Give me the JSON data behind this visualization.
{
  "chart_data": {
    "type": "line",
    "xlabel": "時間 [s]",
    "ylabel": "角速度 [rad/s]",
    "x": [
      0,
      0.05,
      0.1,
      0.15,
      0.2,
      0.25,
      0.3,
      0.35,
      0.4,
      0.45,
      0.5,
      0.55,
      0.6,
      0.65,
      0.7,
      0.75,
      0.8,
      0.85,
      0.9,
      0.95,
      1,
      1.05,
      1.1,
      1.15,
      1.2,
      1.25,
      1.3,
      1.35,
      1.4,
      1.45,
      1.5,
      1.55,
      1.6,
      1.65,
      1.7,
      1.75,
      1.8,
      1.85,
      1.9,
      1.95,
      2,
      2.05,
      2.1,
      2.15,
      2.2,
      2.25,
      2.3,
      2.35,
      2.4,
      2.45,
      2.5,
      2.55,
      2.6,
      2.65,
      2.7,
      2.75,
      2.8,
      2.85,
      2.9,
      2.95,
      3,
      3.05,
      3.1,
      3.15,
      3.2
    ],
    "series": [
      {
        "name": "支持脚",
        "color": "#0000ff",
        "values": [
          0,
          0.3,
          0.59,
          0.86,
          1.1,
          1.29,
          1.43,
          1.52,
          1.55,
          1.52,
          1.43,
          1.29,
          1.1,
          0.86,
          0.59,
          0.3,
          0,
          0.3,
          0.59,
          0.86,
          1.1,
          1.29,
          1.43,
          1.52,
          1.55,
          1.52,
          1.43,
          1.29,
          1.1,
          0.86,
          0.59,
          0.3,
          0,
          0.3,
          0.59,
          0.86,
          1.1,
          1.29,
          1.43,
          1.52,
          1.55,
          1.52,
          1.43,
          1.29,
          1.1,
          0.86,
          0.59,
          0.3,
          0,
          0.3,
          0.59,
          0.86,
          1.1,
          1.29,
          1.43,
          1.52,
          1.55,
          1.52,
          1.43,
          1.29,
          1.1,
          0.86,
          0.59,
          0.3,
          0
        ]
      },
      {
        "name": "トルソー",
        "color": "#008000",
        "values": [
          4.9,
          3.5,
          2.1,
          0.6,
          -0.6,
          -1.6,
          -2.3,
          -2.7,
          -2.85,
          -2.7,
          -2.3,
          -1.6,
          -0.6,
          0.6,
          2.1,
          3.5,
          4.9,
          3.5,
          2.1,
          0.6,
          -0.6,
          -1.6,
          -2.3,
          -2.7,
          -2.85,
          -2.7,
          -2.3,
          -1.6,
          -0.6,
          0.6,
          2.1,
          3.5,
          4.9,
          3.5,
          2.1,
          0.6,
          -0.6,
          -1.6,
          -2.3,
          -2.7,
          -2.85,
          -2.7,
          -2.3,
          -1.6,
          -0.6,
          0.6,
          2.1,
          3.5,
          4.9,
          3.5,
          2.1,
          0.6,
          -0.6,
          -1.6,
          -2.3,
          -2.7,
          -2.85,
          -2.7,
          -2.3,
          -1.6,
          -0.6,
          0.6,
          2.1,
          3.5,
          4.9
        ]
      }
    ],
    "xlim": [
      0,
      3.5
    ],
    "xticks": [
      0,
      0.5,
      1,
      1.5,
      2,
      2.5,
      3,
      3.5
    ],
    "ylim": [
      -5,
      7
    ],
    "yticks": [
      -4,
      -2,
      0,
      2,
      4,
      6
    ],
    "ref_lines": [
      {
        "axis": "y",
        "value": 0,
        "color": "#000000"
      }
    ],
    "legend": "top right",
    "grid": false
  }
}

### WRITTEN PROBLEM
All lines in the data that contain the word "color" should be copied.

### RESPONSE TO THIS EXERCISE
        "color": "#0000ff",
        "color": "#008000",
        "color": "#000000"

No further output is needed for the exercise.